======== Selected extract ========
Reading with Kaye

Testing, testing, 1, 2, 3…

I’m baaaaaaaack!

Did you miss me and my unsolicited bookish thoughts? Because I know I did!

Hi, and welcome back to my column series, Reading with Kaye, where I talk about the books I love while helping you diversify your bookshelf, one recommendation at a time. 

The last time we spoke, I left you all with a list of my summer hopefuls. Of the three I gave you, my favourite was...

Seven Days in June by Tia Williams.

A vortex of emotions, I must say. 

This book was so unapologetically Black. I must admit, I haven’t read many books where both characters in love were Black, so I made it a mission to do so this year. And boy, am I glad that I did; I am in dire need of more of it on my bookshelf.

When they meet at a literary event unexpectedly, sparks fly between Shane and Eva, raising not only their past buried traumas but every eyebrow of New York’s Black literati. What nobody knows is that teenage Eva and Shane spent one crazy week madly in love twenty years ago. While they may be pretending that everything is fine now, they can’t deny the chemistry between them - or the fact that they’ve been secretly writing to each other in their books since. 

Over the next seven days, in the middle of a Brooklyn summer, they reconnect, but Eva is unsure how she will be able to trust the man who broke her heart. She wants him out of New York so her life can go back to normal, but not before she gets the answers to the questions circulating in her mind since he disappeared the first time. 

This book was funny, warm, sexy, romantic, and everything in between. Williams was able to conjure up two wonderfully, deeply complex characters in their own different ways, but they complimented each other beautifully, and the two grow and mend together. A story of second chances. Soulmates, even after all that time. Deep sigh.
======== Material shown ========
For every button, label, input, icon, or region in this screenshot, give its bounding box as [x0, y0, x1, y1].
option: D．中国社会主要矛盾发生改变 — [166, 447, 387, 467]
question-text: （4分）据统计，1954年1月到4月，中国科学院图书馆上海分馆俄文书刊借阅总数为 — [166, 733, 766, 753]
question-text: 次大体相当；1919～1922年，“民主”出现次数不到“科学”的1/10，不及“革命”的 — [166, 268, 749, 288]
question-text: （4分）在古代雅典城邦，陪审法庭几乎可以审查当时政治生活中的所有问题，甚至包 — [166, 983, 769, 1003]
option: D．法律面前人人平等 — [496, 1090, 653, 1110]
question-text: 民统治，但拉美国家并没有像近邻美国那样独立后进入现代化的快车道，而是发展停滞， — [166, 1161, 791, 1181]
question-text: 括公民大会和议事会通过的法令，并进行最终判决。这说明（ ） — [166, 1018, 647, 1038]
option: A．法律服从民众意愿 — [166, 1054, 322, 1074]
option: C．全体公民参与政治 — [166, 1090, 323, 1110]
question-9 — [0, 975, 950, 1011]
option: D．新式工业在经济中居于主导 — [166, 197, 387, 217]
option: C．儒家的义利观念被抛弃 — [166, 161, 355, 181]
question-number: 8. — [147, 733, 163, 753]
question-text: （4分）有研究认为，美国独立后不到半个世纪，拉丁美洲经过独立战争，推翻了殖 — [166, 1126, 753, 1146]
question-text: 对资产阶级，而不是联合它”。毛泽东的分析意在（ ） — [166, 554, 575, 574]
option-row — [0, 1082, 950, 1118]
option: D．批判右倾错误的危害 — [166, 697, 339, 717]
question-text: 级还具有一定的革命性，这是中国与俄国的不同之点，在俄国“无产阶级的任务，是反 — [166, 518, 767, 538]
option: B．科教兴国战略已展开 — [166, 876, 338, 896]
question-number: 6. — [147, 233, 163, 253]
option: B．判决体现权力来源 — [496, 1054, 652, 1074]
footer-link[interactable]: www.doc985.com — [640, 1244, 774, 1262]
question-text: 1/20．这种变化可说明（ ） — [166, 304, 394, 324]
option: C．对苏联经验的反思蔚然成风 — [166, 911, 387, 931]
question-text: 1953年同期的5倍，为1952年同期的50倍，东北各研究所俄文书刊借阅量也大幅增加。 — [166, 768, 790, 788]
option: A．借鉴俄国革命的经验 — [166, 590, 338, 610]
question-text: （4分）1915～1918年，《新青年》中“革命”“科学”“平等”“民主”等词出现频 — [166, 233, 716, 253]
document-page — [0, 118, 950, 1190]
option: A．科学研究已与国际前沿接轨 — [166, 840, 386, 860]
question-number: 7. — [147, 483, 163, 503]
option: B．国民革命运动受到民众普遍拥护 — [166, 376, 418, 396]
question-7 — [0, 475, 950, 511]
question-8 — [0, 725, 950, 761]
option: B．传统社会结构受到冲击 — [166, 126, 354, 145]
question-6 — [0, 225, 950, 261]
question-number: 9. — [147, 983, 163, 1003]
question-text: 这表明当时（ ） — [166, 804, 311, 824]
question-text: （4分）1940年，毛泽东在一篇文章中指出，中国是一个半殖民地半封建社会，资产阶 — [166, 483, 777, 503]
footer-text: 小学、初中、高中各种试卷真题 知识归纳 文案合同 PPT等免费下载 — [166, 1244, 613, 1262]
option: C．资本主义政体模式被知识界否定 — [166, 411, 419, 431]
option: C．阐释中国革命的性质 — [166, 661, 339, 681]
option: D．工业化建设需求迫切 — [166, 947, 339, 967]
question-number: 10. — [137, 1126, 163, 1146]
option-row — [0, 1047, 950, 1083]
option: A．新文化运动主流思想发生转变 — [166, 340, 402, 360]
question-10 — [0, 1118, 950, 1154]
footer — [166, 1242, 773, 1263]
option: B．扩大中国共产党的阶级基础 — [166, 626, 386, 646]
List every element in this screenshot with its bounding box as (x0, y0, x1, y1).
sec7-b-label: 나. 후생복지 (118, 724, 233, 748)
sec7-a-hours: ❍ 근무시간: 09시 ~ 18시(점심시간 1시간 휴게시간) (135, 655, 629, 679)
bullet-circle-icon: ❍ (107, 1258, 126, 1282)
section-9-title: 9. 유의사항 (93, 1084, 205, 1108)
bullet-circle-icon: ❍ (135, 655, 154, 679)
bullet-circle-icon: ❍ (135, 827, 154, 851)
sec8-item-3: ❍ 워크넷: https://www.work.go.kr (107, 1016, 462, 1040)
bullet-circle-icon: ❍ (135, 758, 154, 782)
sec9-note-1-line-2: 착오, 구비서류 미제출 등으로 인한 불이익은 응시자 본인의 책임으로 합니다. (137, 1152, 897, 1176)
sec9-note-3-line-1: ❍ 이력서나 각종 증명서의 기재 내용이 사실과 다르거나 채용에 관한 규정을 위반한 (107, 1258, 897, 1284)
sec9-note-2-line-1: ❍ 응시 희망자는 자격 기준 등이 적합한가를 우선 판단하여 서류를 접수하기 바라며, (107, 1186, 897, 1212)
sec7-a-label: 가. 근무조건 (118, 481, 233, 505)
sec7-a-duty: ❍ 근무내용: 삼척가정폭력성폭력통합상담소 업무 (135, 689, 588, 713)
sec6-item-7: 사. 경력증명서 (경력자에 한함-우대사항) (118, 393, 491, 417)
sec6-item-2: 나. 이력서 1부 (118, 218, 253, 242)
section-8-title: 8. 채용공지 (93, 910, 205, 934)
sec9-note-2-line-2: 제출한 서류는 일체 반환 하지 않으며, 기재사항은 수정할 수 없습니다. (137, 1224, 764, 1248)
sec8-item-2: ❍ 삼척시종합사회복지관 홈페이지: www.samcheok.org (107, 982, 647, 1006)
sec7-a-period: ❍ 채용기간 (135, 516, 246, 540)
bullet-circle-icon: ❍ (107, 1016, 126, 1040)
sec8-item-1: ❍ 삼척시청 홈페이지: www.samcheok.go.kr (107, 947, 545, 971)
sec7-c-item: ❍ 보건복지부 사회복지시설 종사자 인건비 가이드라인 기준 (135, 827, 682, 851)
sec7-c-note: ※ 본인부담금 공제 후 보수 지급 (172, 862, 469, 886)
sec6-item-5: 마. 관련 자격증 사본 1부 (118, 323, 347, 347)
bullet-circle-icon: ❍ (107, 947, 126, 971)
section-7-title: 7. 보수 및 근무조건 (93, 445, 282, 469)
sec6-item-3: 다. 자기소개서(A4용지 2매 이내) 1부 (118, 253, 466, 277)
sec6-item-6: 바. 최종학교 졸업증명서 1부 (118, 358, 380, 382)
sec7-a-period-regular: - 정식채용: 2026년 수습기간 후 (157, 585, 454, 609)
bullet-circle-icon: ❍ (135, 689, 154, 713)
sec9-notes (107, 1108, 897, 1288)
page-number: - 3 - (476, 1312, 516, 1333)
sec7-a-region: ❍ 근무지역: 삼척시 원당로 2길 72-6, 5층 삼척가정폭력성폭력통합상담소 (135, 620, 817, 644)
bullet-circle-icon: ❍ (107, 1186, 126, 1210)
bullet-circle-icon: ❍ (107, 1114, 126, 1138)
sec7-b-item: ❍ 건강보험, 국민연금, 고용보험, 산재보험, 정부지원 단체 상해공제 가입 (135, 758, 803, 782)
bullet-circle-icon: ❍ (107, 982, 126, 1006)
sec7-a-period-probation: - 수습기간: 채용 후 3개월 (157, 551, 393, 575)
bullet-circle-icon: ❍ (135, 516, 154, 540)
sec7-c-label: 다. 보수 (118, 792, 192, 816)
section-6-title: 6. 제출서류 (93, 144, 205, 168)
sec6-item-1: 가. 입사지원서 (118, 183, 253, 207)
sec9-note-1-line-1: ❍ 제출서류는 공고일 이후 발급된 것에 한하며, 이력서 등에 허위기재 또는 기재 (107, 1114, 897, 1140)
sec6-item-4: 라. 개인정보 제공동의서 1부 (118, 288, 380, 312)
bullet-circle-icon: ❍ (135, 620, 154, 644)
========
Parts of the exercise >>
1/ In the Reading with Kaye column, which book does the columnist name as the favorite of the three summer hopefuls?
2/ Recast the paragraph of the Reading with Kaye column that begins "When they meet at a literary event unexpectedly" as a short bulleted list that keeps its main facts.
3/ Carry the Reading with Kaye column forward from its final sentence, "Deep sigh."
The records stand apart from the Reading with Kaye column and are unrelated to it.

Expected outputs >>
1/ Seven Days in June by Tia Williams.

2/
- Shane and Eva meet unexpectedly at a literary event, and sparks fly between them.
- The meeting raises their past buried traumas and draws the attention of New York's Black literati.
- Nobody knows that, as teenagers, they spent one week madly in love twenty years ago.
- They pretend everything is fine now but can't deny their chemistry.
- Ever since, they have been secretly writing to each other in their books.

3/
And then Tia Williams commented on my bookstagram post about it, which basically means we are best friends. 

September 15-October 15 is also Hispanic Heritage Month. 

The main reason I write these posts is that I think diversifying your reads helps you become a well-rounded individual and learn about the world around you. It’s also about accountability at the end of the day, and one thing is that I don’t have too many books that share these stories. But I do have some on my TBR (to be read), and one I really want to read is Mexican Gothic by Silvia Moreno-Garcia, a Mexican Canadian author.  

The gothic horror novel follows glamorous debutante Noemí Taboada, who follows her cousin’s claims about her husband trying to kill her. I have a few friends that have read this book and have seen it on Bookstagram, and people have really good things to say about it. 

If any of you have read it, I’d love to hear your thoughts! And if you have any recommendations on what else I should add to my TBR for this month, please do not hesitate to send them my way, and I will love you until the end of time.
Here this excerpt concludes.